### Objective
Copy every line from the material below that holds "Pitch".

START Stored data

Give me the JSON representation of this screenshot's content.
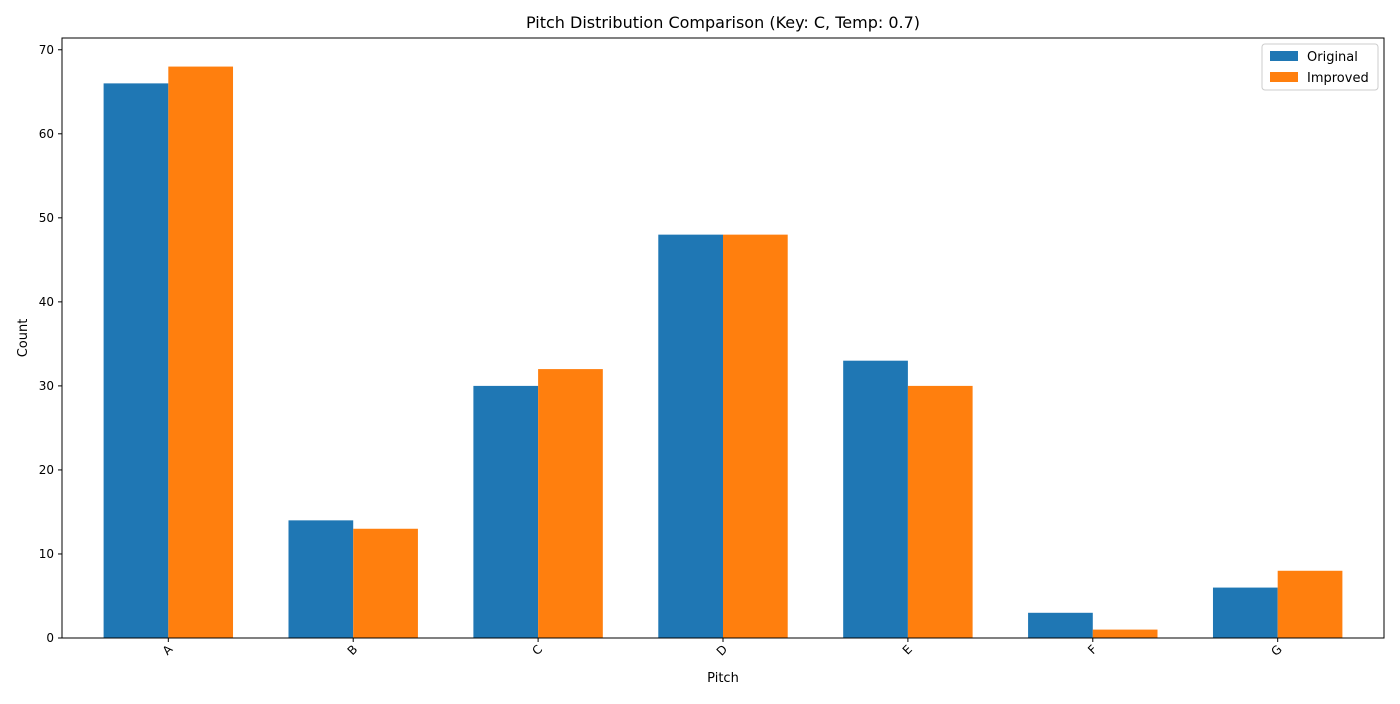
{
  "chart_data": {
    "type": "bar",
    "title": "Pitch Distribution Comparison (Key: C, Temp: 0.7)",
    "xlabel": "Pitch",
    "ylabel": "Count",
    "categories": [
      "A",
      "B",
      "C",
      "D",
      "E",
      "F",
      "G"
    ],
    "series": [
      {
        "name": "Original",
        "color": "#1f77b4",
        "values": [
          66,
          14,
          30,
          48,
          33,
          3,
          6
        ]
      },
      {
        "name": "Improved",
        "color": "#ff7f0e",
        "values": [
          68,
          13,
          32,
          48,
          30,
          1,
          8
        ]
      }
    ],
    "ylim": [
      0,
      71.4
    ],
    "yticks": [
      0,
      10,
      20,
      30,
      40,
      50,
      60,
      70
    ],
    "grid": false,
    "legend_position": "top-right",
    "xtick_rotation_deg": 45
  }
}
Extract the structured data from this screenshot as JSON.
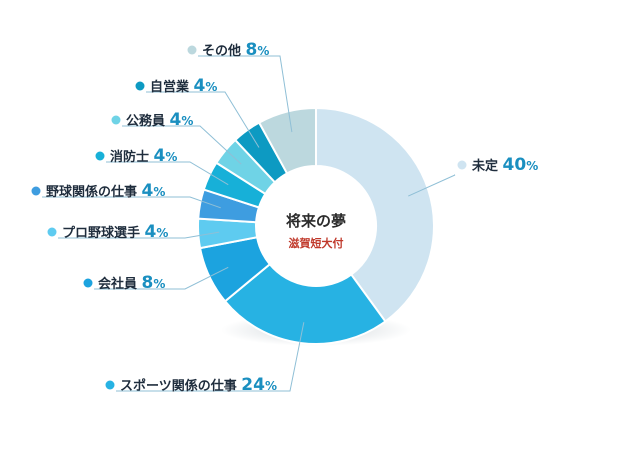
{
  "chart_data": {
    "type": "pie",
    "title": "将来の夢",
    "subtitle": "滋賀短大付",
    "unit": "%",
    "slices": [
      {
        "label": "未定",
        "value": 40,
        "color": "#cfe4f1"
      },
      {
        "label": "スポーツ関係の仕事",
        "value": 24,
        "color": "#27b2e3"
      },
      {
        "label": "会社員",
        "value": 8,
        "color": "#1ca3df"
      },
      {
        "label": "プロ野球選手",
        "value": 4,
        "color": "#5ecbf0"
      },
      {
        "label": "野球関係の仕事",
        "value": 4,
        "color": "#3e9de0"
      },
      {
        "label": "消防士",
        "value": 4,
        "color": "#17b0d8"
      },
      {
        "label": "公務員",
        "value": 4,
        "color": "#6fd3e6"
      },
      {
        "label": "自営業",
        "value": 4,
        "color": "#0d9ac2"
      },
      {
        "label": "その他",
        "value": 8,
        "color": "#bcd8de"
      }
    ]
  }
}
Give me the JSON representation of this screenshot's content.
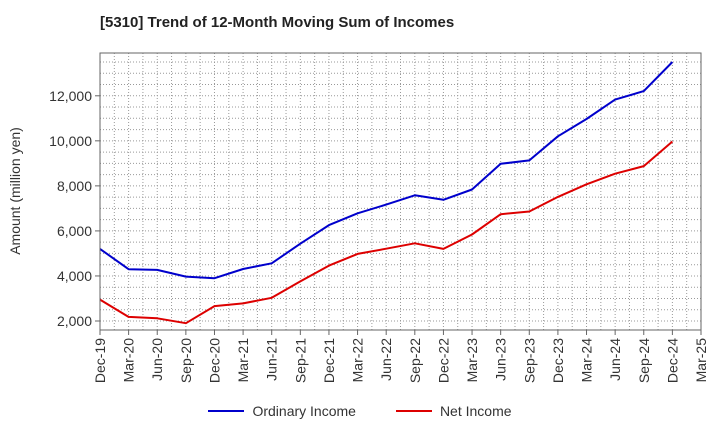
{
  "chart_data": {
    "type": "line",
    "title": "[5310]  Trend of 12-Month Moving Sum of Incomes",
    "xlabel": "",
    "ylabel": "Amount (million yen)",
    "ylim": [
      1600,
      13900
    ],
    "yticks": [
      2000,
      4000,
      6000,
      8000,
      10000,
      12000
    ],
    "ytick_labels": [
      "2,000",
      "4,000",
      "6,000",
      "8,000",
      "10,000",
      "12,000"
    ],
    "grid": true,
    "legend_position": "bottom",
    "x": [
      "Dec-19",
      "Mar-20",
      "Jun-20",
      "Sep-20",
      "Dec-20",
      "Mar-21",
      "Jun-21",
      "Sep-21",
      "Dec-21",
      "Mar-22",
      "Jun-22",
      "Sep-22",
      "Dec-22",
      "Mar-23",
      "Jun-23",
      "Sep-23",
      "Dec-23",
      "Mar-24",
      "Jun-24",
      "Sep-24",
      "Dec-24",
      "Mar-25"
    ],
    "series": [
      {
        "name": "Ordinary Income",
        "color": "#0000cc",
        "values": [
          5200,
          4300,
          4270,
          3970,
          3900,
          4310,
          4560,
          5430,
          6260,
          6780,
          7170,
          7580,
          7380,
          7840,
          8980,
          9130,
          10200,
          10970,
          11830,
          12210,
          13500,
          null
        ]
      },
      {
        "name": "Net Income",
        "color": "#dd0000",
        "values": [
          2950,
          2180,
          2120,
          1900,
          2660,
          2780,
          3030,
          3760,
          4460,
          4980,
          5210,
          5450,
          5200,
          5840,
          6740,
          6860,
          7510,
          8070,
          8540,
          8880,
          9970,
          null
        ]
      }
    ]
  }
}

END Stored data

### Solution to this exercise
    "title": "Pitch Distribution Comparison (Key: C, Temp: 0.7)",
    "xlabel": "Pitch",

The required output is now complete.